Aim of the exercise: Search the records below for the word "from" and show every line where it occurs.
--- Record excerpts ---
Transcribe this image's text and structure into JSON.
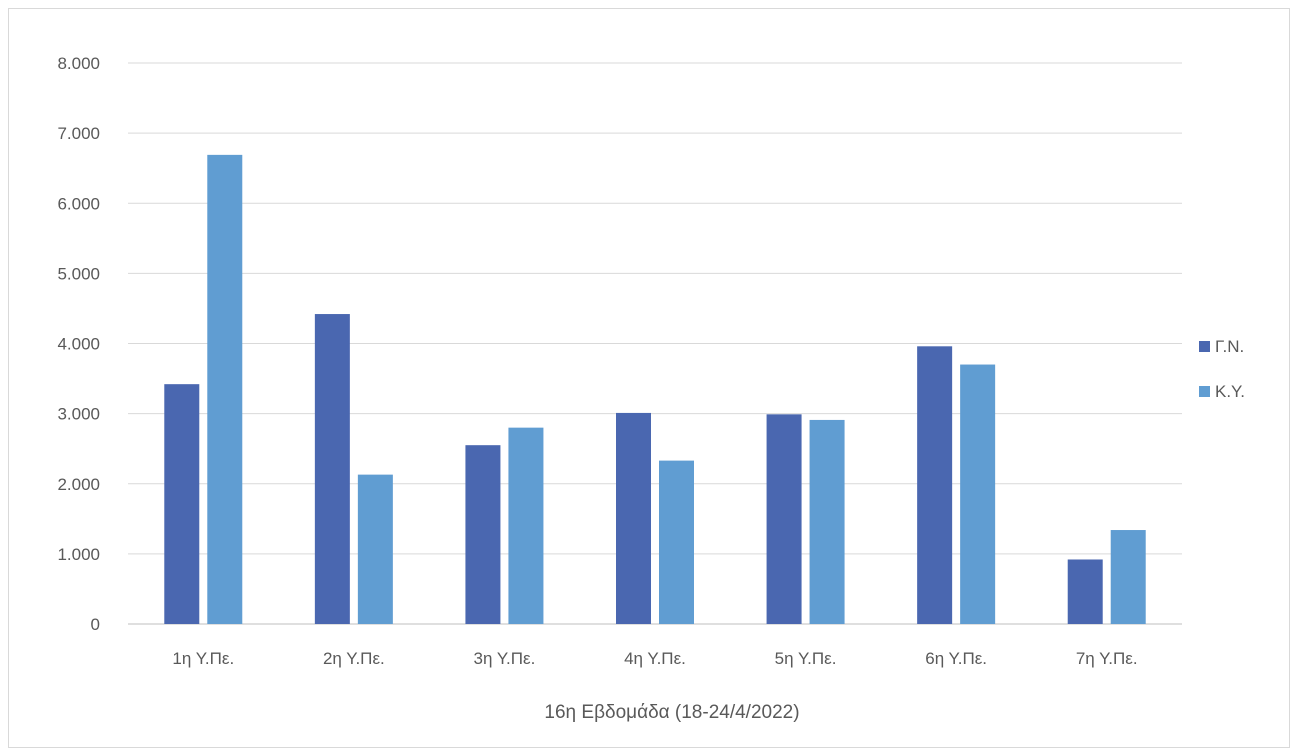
{
  "chart_data": {
    "type": "bar",
    "title": "",
    "xlabel": "16η Εβδομάδα (18-24/4/2022)",
    "ylabel": "",
    "categories": [
      "1η Υ.Πε.",
      "2η Υ.Πε.",
      "3η Υ.Πε.",
      "4η Υ.Πε.",
      "5η Υ.Πε.",
      "6η Υ.Πε.",
      "7η Υ.Πε."
    ],
    "series": [
      {
        "name": "Γ.Ν.",
        "color": "#4a67b0",
        "values": [
          3420,
          4420,
          2550,
          3010,
          2990,
          3960,
          920
        ]
      },
      {
        "name": "Κ.Υ.",
        "color": "#609dd2",
        "values": [
          6690,
          2130,
          2800,
          2330,
          2910,
          3700,
          1340
        ]
      }
    ],
    "ylim": [
      0,
      8000
    ],
    "yticks": [
      0,
      1000,
      2000,
      3000,
      4000,
      5000,
      6000,
      7000,
      8000
    ],
    "ytick_labels": [
      "0",
      "1.000",
      "2.000",
      "3.000",
      "4.000",
      "5.000",
      "6.000",
      "7.000",
      "8.000"
    ],
    "grid": true,
    "legend_position": "right"
  }
}
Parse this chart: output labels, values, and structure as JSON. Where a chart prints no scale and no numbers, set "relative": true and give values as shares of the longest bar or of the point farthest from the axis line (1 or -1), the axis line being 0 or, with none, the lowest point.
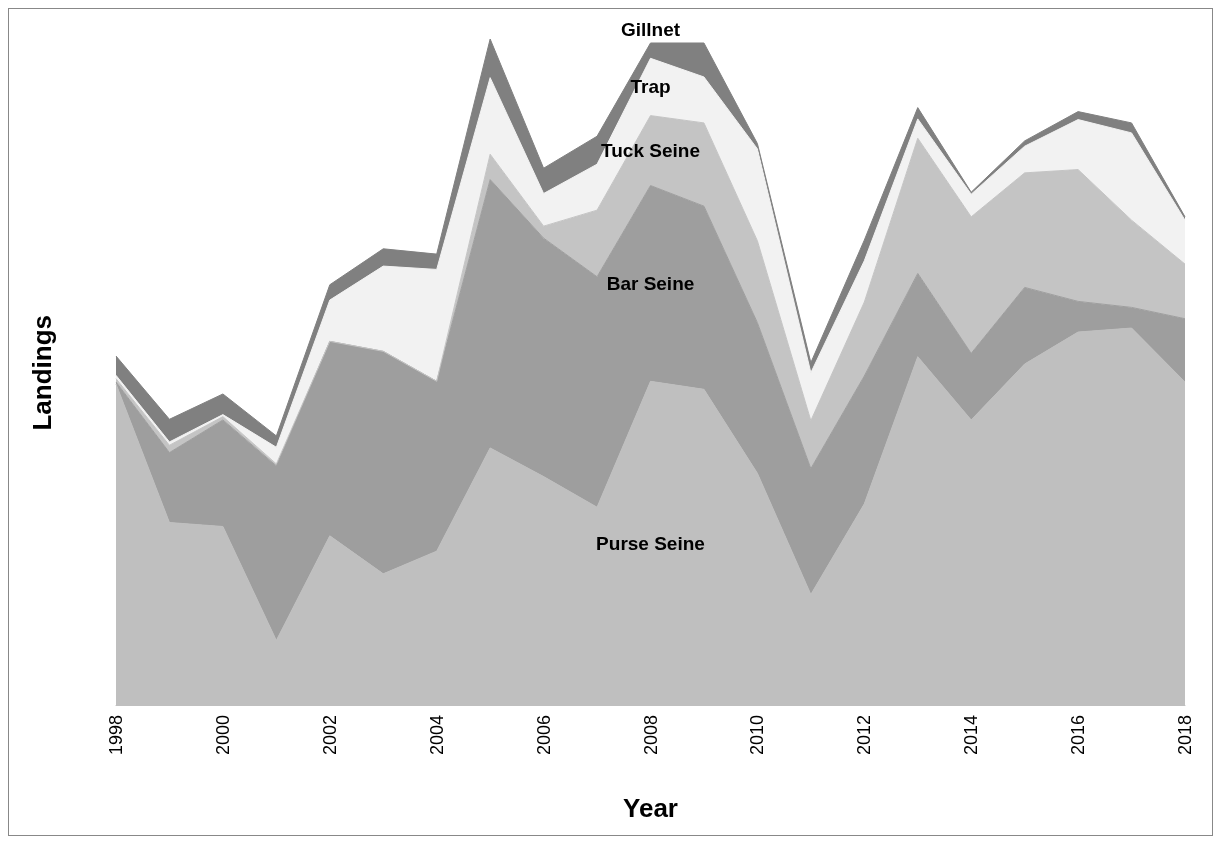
{
  "chart_data": {
    "type": "area",
    "stacked": true,
    "relative": true,
    "xlabel": "Year",
    "ylabel": "Landings",
    "legend": false,
    "grid": false,
    "categories": [
      "1998",
      null,
      "2000",
      null,
      "2002",
      null,
      "2004",
      null,
      "2006",
      null,
      "2008",
      null,
      "2010",
      null,
      "2012",
      null,
      "2014",
      null,
      "2016",
      null,
      "2018"
    ],
    "series": [
      {
        "name": "Purse Seine",
        "color": "#bfbfbf",
        "values": [
          0.482,
          0.274,
          0.268,
          0.097,
          0.254,
          0.197,
          0.231,
          0.386,
          0.343,
          0.297,
          0.486,
          0.474,
          0.348,
          0.166,
          0.302,
          0.523,
          0.428,
          0.512,
          0.56,
          0.566,
          0.485
        ]
      },
      {
        "name": "Bar Seine",
        "color": "#9e9e9e",
        "values": [
          0.003,
          0.105,
          0.16,
          0.262,
          0.292,
          0.334,
          0.255,
          0.403,
          0.358,
          0.346,
          0.294,
          0.275,
          0.226,
          0.189,
          0.192,
          0.125,
          0.1,
          0.115,
          0.046,
          0.031,
          0.095
        ]
      },
      {
        "name": "Tuck Seine",
        "color": "#c4c4c4",
        "values": [
          0.005,
          0.011,
          0.005,
          0.003,
          0,
          0,
          0,
          0.038,
          0.018,
          0.1,
          0.105,
          0.125,
          0.123,
          0.072,
          0.111,
          0.203,
          0.205,
          0.172,
          0.198,
          0.131,
          0.082
        ]
      },
      {
        "name": "Trap",
        "color": "#f2f2f2",
        "values": [
          0.005,
          0.005,
          0.003,
          0.025,
          0.062,
          0.128,
          0.168,
          0.115,
          0.049,
          0.069,
          0.086,
          0.069,
          0.138,
          0.072,
          0.062,
          0.029,
          0.034,
          0.04,
          0.075,
          0.131,
          0.066
        ]
      },
      {
        "name": "Gillnet",
        "color": "#808080",
        "values": [
          0.029,
          0.034,
          0.031,
          0.017,
          0.023,
          0.026,
          0.023,
          0.058,
          0.038,
          0.042,
          0.023,
          0.051,
          0.008,
          0.015,
          0.031,
          0.017,
          0.003,
          0.008,
          0.012,
          0.015,
          0.005
        ]
      }
    ]
  }
}
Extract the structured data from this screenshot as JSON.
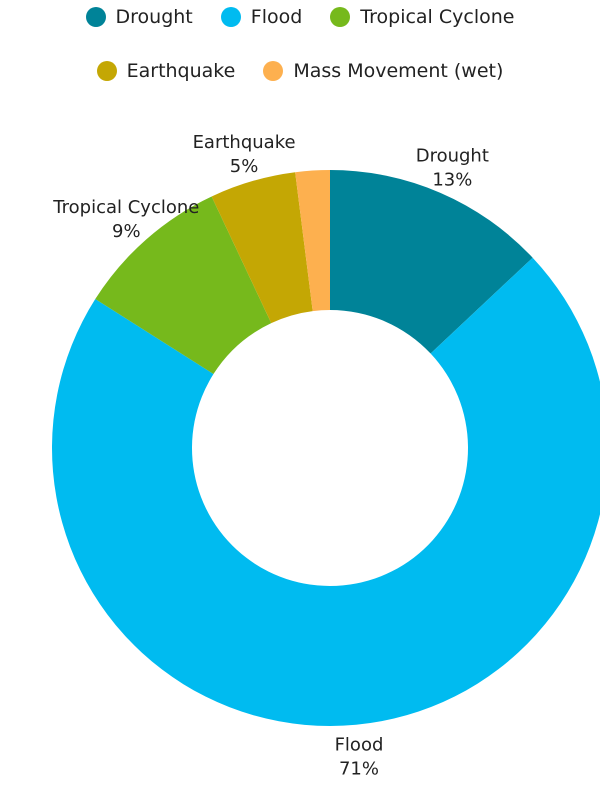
{
  "chart_data": {
    "type": "pie",
    "donut": true,
    "legend_position": "top",
    "slices": [
      {
        "name": "Drought",
        "value": 13,
        "label": "13%",
        "color": "#008398"
      },
      {
        "name": "Flood",
        "value": 71,
        "label": "71%",
        "color": "#00BBF0"
      },
      {
        "name": "Tropical Cyclone",
        "value": 9,
        "label": "9%",
        "color": "#76B91C"
      },
      {
        "name": "Earthquake",
        "value": 5,
        "label": "5%",
        "color": "#C4A704"
      },
      {
        "name": "Mass Movement (wet)",
        "value": 2,
        "color": "#FDB04F"
      }
    ],
    "legend": {
      "rows": [
        [
          "Drought",
          "Flood",
          "Tropical Cyclone"
        ],
        [
          "Earthquake",
          "Mass Movement (wet)"
        ]
      ]
    }
  }
}
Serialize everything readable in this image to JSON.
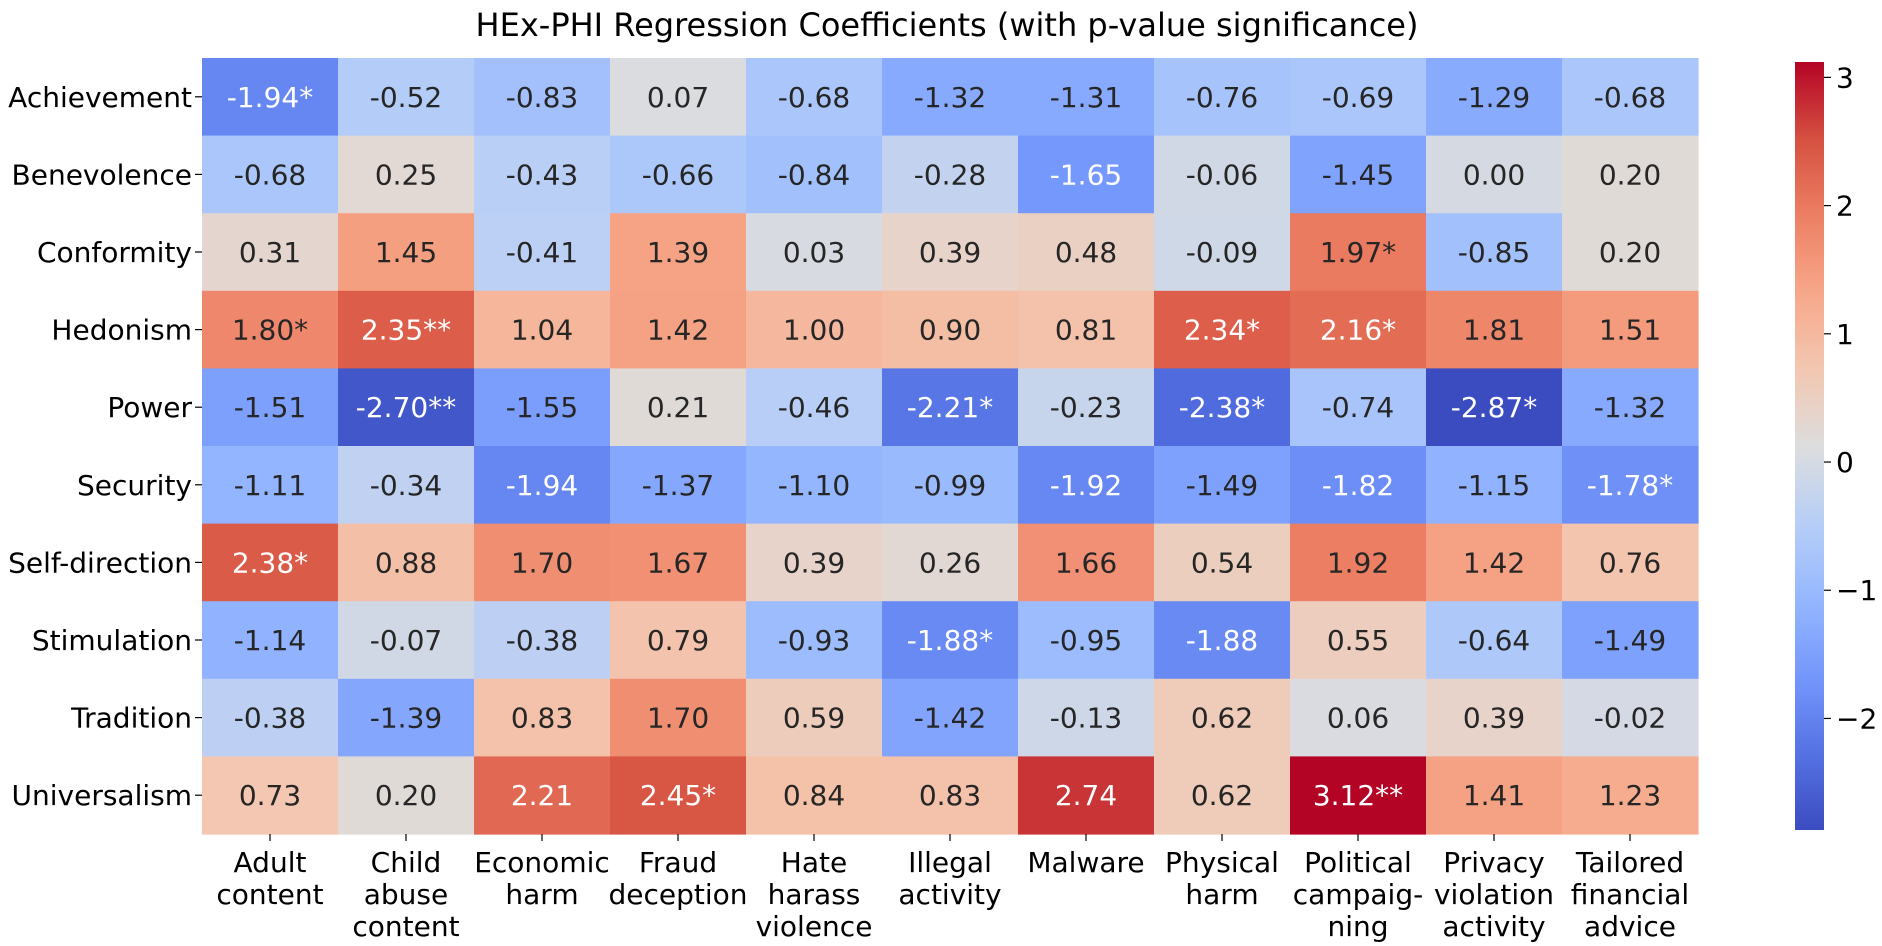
{
  "chart_data": {
    "type": "heatmap",
    "title": "HEx-PHI Regression Coefficients (with p-value significance)",
    "rows": [
      "Achievement",
      "Benevolence",
      "Conformity",
      "Hedonism",
      "Power",
      "Security",
      "Self-direction",
      "Stimulation",
      "Tradition",
      "Universalism"
    ],
    "columns": [
      [
        "Adult",
        "content"
      ],
      [
        "Child",
        "abuse",
        "content"
      ],
      [
        "Economic",
        "harm"
      ],
      [
        "Fraud",
        "deception"
      ],
      [
        "Hate",
        "harass",
        "violence"
      ],
      [
        "Illegal",
        "activity"
      ],
      [
        "Malware"
      ],
      [
        "Physical",
        "harm"
      ],
      [
        "Political",
        "campaig-",
        "ning"
      ],
      [
        "Privacy",
        "violation",
        "activity"
      ],
      [
        "Tailored",
        "financial",
        "advice"
      ]
    ],
    "values": [
      [
        -1.94,
        -0.52,
        -0.83,
        0.07,
        -0.68,
        -1.32,
        -1.31,
        -0.76,
        -0.69,
        -1.29,
        -0.68
      ],
      [
        -0.68,
        0.25,
        -0.43,
        -0.66,
        -0.84,
        -0.28,
        -1.65,
        -0.06,
        -1.45,
        0.0,
        0.2
      ],
      [
        0.31,
        1.45,
        -0.41,
        1.39,
        0.03,
        0.39,
        0.48,
        -0.09,
        1.97,
        -0.85,
        0.2
      ],
      [
        1.8,
        2.35,
        1.04,
        1.42,
        1.0,
        0.9,
        0.81,
        2.34,
        2.16,
        1.81,
        1.51
      ],
      [
        -1.51,
        -2.7,
        -1.55,
        0.21,
        -0.46,
        -2.21,
        -0.23,
        -2.38,
        -0.74,
        -2.87,
        -1.32
      ],
      [
        -1.11,
        -0.34,
        -1.94,
        -1.37,
        -1.1,
        -0.99,
        -1.92,
        -1.49,
        -1.82,
        -1.15,
        -1.78
      ],
      [
        2.38,
        0.88,
        1.7,
        1.67,
        0.39,
        0.26,
        1.66,
        0.54,
        1.92,
        1.42,
        0.76
      ],
      [
        -1.14,
        -0.07,
        -0.38,
        0.79,
        -0.93,
        -1.88,
        -0.95,
        -1.88,
        0.55,
        -0.64,
        -1.49
      ],
      [
        -0.38,
        -1.39,
        0.83,
        1.7,
        0.59,
        -1.42,
        -0.13,
        0.62,
        0.06,
        0.39,
        -0.02
      ],
      [
        0.73,
        0.2,
        2.21,
        2.45,
        0.84,
        0.83,
        2.74,
        0.62,
        3.12,
        1.41,
        1.23
      ]
    ],
    "labels": [
      [
        "-1.94*",
        "-0.52",
        "-0.83",
        "0.07",
        "-0.68",
        "-1.32",
        "-1.31",
        "-0.76",
        "-0.69",
        "-1.29",
        "-0.68"
      ],
      [
        "-0.68",
        "0.25",
        "-0.43",
        "-0.66",
        "-0.84",
        "-0.28",
        "-1.65",
        "-0.06",
        "-1.45",
        "0.00",
        "0.20"
      ],
      [
        "0.31",
        "1.45",
        "-0.41",
        "1.39",
        "0.03",
        "0.39",
        "0.48",
        "-0.09",
        "1.97*",
        "-0.85",
        "0.20"
      ],
      [
        "1.80*",
        "2.35**",
        "1.04",
        "1.42",
        "1.00",
        "0.90",
        "0.81",
        "2.34*",
        "2.16*",
        "1.81",
        "1.51"
      ],
      [
        "-1.51",
        "-2.70**",
        "-1.55",
        "0.21",
        "-0.46",
        "-2.21*",
        "-0.23",
        "-2.38*",
        "-0.74",
        "-2.87*",
        "-1.32"
      ],
      [
        "-1.11",
        "-0.34",
        "-1.94",
        "-1.37",
        "-1.10",
        "-0.99",
        "-1.92",
        "-1.49",
        "-1.82",
        "-1.15",
        "-1.78*"
      ],
      [
        "2.38*",
        "0.88",
        "1.70",
        "1.67",
        "0.39",
        "0.26",
        "1.66",
        "0.54",
        "1.92",
        "1.42",
        "0.76"
      ],
      [
        "-1.14",
        "-0.07",
        "-0.38",
        "0.79",
        "-0.93",
        "-1.88*",
        "-0.95",
        "-1.88",
        "0.55",
        "-0.64",
        "-1.49"
      ],
      [
        "-0.38",
        "-1.39",
        "0.83",
        "1.70",
        "0.59",
        "-1.42",
        "-0.13",
        "0.62",
        "0.06",
        "0.39",
        "-0.02"
      ],
      [
        "0.73",
        "0.20",
        "2.21",
        "2.45*",
        "0.84",
        "0.83",
        "2.74",
        "0.62",
        "3.12**",
        "1.41",
        "1.23"
      ]
    ],
    "colorbar": {
      "colormap": "coolwarm",
      "vmin": -2.87,
      "vmax": 3.12,
      "ticks": [
        -2,
        -1,
        0,
        1,
        2,
        3
      ],
      "tick_labels": [
        "−2",
        "−1",
        "0",
        "1",
        "2",
        "3"
      ]
    }
  }
}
---
Problem solution:
Parse this chart: output labels, values, and structure as JSON. Where a chart prints no scale and no numbers, set "relative": true and give values as shares of the longest bar or of the point farthest from the axis line (1 or -1), the axis line being 0 or, with none, the lowest point.
Extract the structured data from this screenshot as JSON.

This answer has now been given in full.